#### Records for the task:
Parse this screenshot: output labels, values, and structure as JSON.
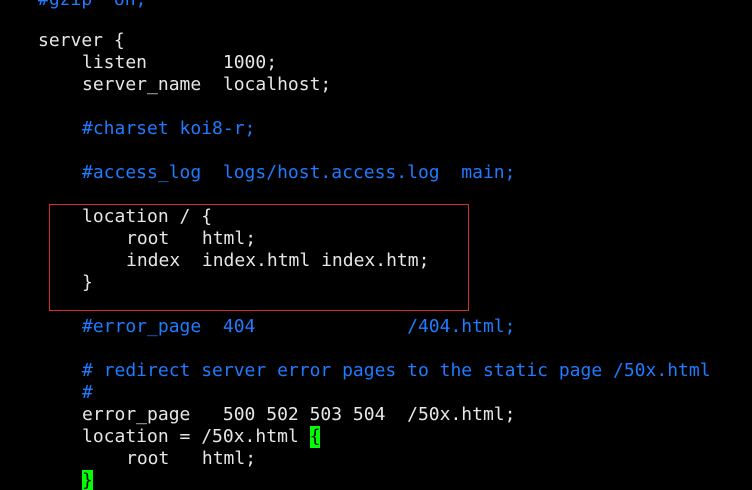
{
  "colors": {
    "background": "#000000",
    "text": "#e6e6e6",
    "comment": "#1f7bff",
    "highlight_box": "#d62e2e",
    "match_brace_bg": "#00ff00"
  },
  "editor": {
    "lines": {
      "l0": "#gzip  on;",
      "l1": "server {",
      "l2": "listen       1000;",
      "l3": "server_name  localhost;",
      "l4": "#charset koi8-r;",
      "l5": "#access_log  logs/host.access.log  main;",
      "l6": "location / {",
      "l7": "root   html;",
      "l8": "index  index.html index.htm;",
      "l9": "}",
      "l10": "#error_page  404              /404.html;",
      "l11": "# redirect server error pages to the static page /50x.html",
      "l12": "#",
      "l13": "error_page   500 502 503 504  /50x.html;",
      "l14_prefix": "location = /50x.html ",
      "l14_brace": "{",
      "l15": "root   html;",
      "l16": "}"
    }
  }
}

* * *

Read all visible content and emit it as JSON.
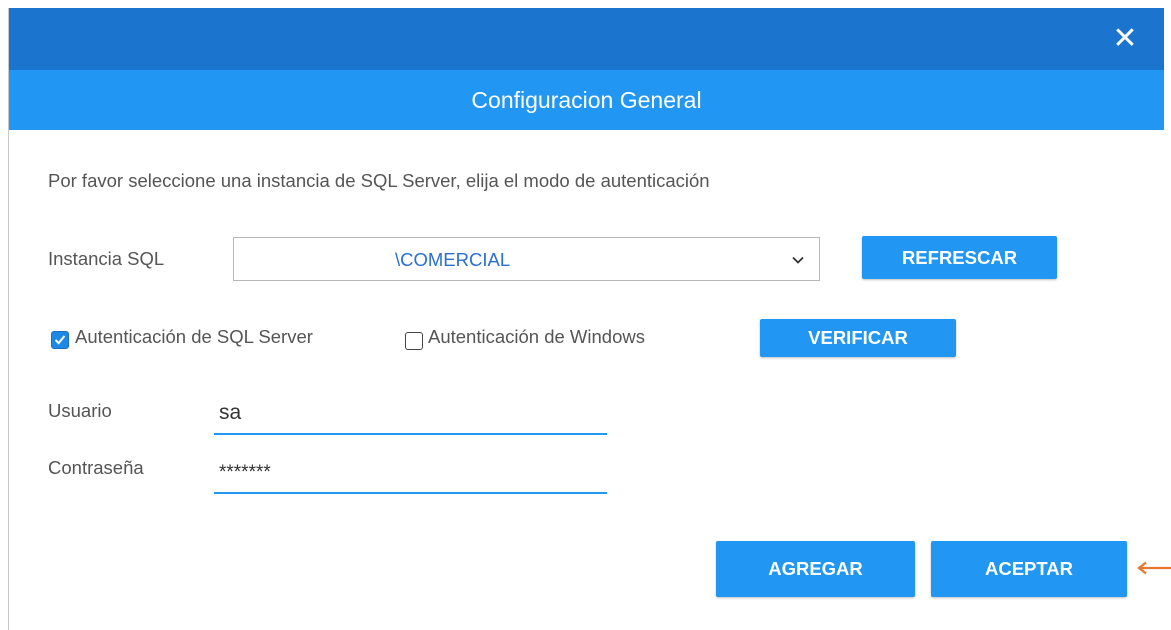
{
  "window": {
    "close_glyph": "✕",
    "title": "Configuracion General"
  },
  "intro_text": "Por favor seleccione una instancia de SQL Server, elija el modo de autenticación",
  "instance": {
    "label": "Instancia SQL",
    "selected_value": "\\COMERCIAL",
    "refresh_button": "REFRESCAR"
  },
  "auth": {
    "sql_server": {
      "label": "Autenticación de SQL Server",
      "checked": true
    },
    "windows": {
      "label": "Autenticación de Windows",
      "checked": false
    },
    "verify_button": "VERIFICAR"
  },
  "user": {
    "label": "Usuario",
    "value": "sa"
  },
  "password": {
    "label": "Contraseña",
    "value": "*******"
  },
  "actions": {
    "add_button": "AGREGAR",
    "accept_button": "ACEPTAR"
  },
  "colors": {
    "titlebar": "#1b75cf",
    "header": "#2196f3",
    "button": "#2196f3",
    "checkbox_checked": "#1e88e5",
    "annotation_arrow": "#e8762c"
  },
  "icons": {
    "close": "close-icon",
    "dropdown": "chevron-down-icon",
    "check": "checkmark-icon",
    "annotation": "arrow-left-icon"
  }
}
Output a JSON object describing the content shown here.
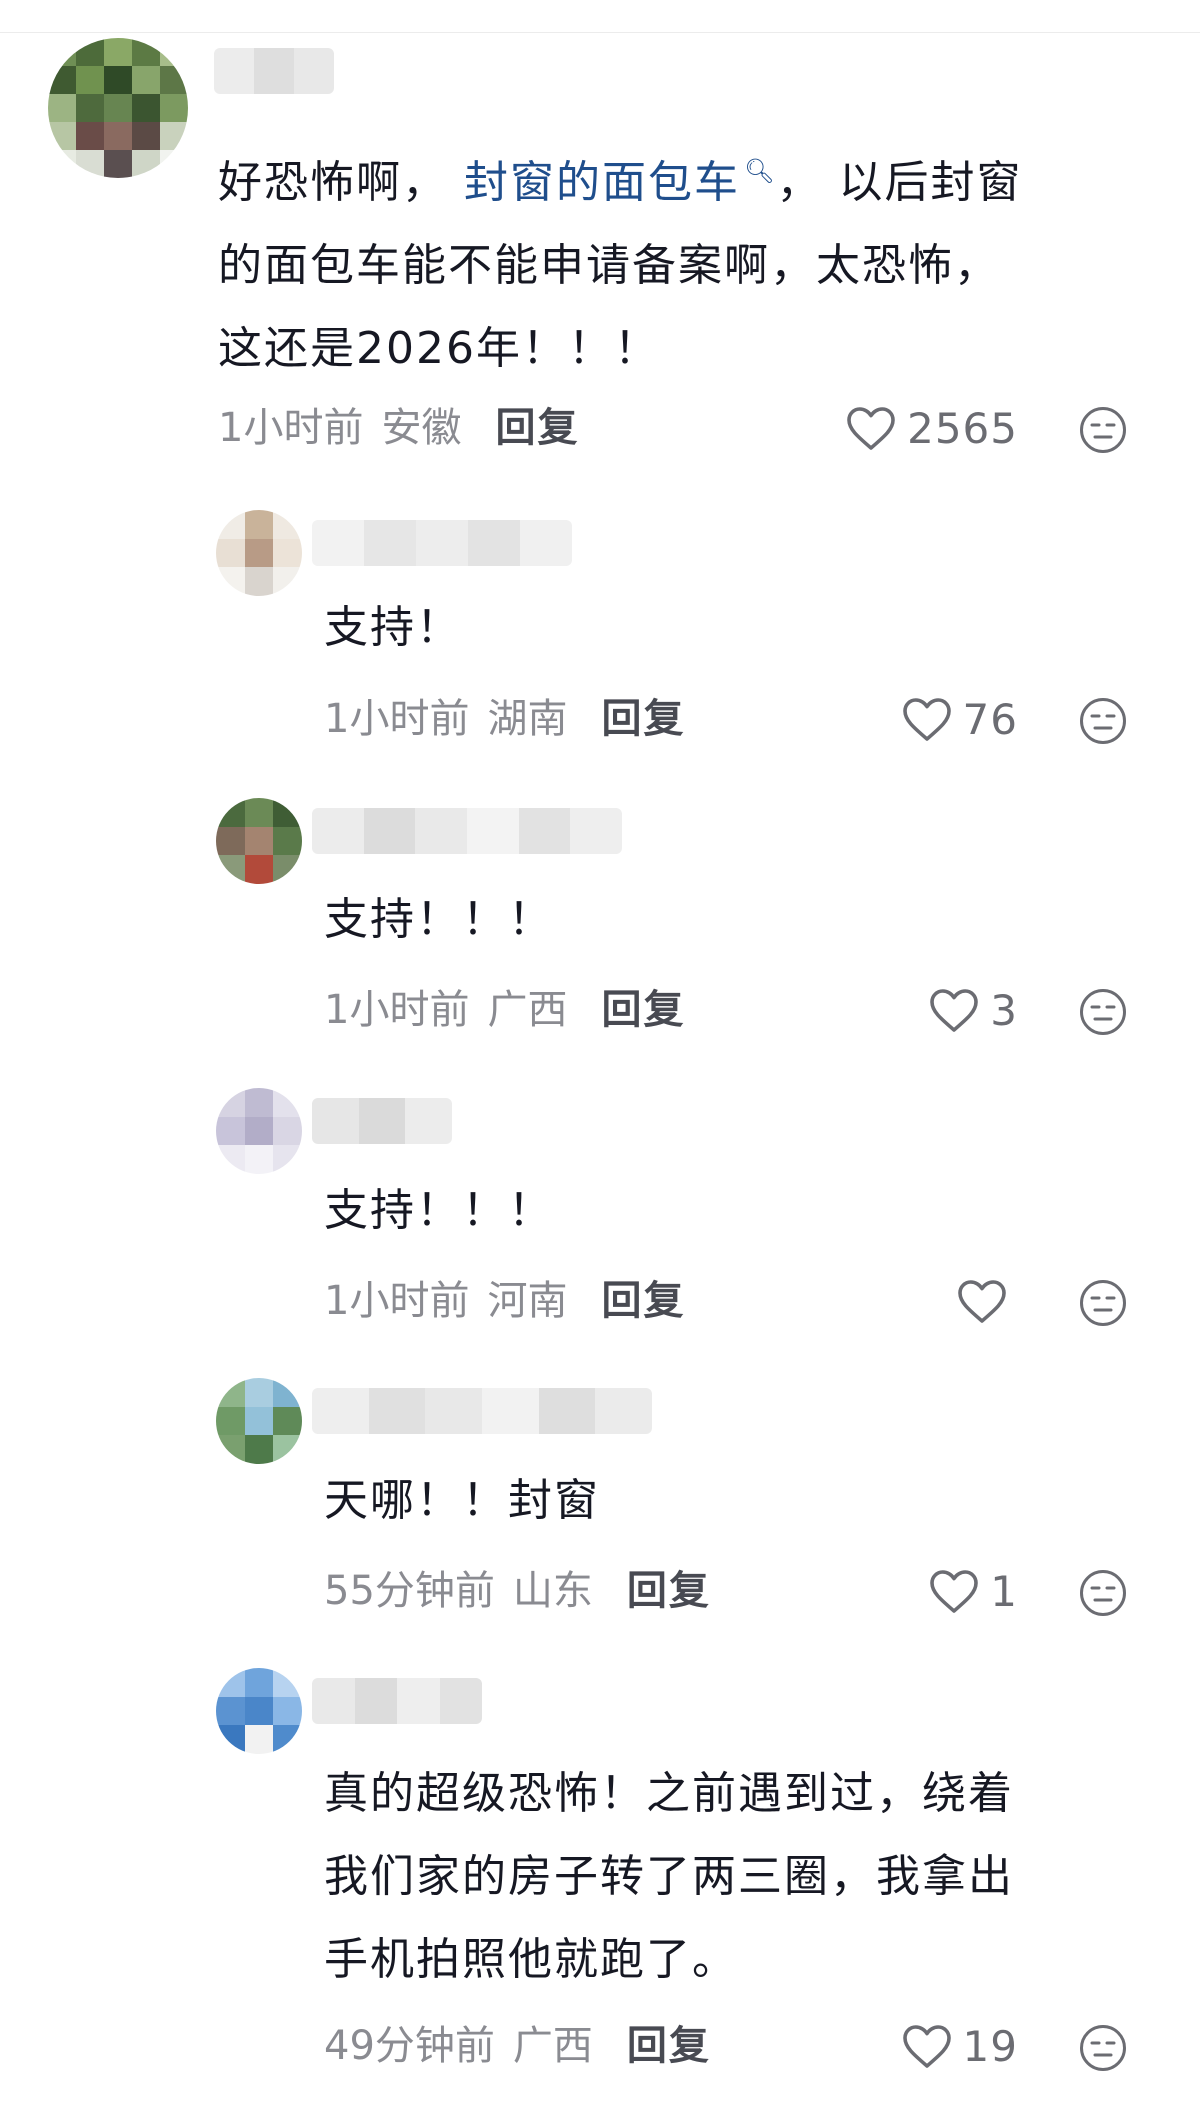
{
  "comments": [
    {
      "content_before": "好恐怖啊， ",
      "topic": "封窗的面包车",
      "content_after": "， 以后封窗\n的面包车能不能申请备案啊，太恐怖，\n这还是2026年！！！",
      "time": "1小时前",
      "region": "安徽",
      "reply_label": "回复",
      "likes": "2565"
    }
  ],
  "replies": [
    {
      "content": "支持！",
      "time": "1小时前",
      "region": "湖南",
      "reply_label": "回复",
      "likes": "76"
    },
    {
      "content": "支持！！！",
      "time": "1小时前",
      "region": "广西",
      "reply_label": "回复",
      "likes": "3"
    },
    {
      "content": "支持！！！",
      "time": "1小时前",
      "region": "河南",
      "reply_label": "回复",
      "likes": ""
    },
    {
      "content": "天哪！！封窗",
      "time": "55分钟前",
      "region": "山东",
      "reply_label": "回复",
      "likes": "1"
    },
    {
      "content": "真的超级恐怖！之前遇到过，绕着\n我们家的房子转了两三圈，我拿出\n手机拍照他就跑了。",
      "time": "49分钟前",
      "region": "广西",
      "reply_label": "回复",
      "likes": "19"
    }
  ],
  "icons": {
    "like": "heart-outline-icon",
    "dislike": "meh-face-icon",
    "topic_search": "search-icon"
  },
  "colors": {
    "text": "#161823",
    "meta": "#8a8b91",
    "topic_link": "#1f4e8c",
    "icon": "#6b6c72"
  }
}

#### Problem to solve:
Copy all the lines above that hold the string "JSON".

#### Exercise answer:
Parse this screenshot: output labels, values, and structure as JSON.
Read all visible content and emit it as JSON.
Output a JSON object describing the content shown here.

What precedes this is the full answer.